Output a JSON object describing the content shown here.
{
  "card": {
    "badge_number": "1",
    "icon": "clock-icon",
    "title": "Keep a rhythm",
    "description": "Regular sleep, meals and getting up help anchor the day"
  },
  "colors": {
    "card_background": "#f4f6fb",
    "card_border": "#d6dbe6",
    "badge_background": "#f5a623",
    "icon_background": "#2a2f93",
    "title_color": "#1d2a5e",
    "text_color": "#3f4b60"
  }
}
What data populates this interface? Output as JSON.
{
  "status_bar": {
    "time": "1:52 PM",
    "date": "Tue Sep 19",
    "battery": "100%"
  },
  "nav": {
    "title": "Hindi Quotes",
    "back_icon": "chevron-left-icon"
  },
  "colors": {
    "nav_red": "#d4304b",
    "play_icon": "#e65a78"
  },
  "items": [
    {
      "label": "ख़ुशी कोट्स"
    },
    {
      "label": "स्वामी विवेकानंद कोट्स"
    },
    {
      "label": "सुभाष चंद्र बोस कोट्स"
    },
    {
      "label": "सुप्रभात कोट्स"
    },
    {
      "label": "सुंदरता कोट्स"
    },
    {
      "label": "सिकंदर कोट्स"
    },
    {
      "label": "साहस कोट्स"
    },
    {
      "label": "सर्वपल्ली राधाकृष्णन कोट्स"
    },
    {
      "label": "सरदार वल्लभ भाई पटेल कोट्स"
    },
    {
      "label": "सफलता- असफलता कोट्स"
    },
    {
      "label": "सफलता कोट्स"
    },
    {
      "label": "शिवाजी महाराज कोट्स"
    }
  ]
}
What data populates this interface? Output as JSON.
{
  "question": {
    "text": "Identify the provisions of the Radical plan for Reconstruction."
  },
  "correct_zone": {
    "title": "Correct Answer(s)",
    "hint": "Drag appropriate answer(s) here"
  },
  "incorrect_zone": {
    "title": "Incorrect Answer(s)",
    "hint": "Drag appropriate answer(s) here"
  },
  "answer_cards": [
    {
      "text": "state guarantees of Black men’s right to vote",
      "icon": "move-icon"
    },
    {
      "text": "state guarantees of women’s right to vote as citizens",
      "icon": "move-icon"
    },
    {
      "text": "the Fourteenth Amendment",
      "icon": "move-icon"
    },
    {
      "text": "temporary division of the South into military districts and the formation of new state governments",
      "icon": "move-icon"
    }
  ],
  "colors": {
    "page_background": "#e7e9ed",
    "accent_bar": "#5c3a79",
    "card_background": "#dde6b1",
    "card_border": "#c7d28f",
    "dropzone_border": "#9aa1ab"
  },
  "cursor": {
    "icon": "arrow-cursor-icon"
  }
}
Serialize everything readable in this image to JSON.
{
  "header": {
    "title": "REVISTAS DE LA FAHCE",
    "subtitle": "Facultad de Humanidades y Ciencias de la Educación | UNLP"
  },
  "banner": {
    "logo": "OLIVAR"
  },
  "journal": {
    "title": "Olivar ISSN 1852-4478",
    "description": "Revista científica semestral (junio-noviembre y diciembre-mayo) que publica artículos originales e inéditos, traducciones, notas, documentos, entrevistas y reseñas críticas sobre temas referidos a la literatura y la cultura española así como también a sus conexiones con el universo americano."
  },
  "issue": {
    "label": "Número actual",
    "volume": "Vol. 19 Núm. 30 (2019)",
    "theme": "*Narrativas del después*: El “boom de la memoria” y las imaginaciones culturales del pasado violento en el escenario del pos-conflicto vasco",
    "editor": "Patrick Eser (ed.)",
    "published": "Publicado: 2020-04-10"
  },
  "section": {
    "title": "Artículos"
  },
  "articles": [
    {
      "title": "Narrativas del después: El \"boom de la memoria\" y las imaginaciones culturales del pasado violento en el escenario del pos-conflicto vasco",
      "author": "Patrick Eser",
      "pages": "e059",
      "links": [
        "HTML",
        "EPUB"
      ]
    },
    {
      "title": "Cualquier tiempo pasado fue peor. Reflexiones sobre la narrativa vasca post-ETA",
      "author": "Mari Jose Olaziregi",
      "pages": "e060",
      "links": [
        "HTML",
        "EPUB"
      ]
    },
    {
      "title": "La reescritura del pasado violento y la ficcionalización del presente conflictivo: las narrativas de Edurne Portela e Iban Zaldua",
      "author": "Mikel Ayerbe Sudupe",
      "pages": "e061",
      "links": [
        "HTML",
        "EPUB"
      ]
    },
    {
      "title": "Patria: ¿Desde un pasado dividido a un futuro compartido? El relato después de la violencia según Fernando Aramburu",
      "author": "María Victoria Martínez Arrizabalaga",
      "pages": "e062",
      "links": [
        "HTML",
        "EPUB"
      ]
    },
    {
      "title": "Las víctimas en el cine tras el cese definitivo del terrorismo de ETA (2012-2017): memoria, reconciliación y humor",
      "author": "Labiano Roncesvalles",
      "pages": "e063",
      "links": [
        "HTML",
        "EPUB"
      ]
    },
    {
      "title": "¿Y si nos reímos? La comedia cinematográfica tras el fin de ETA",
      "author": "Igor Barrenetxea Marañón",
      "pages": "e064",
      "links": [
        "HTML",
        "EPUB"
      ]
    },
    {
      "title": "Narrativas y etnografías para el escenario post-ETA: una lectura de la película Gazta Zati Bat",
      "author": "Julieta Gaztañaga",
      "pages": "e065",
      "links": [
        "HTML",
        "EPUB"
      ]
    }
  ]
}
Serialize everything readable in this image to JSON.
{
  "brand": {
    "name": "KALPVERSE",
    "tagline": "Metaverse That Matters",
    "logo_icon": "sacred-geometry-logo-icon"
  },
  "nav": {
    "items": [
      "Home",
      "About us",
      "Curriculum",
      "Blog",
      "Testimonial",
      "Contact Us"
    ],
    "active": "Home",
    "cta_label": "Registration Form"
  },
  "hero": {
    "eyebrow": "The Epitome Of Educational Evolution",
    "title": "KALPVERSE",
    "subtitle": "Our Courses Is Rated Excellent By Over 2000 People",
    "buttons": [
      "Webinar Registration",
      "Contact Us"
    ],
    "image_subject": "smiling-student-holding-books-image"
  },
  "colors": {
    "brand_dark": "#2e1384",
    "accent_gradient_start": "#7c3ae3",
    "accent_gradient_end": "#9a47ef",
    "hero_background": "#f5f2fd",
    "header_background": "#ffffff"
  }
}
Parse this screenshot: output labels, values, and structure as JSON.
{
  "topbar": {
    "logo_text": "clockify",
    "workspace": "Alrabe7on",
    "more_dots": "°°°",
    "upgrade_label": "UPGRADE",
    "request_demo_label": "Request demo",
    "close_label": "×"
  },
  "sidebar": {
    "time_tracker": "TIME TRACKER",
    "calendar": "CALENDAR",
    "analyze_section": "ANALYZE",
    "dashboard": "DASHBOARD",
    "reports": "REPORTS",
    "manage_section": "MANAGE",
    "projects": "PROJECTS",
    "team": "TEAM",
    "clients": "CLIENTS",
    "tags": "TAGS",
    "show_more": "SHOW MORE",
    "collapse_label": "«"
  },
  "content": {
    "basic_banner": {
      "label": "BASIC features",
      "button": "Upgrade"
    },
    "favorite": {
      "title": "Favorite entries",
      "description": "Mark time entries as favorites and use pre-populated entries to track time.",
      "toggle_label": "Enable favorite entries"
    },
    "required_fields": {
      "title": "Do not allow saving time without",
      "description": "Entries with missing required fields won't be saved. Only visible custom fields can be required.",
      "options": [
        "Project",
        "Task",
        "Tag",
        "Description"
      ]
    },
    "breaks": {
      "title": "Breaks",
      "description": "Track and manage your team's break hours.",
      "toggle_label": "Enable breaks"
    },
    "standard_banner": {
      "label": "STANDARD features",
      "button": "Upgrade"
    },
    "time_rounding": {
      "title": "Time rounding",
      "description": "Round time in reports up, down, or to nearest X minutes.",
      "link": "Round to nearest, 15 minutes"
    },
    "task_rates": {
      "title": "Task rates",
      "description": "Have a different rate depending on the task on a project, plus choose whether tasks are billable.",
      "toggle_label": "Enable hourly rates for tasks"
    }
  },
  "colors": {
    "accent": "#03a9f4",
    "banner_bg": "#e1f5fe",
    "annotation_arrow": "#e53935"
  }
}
.....
Problem description.
Return all the lines that contain the string "boom".

Solution to this problem.
    "theme": "*Narrativas del después*: El “boom de la memoria” y las imaginaciones culturales del pasado violento en el escenario del pos-conflicto vasco",
      "title": "Narrativas del después: El \"boom de la memoria\" y las imaginaciones culturales del pasado violento en el escenario del pos-conflicto vasco",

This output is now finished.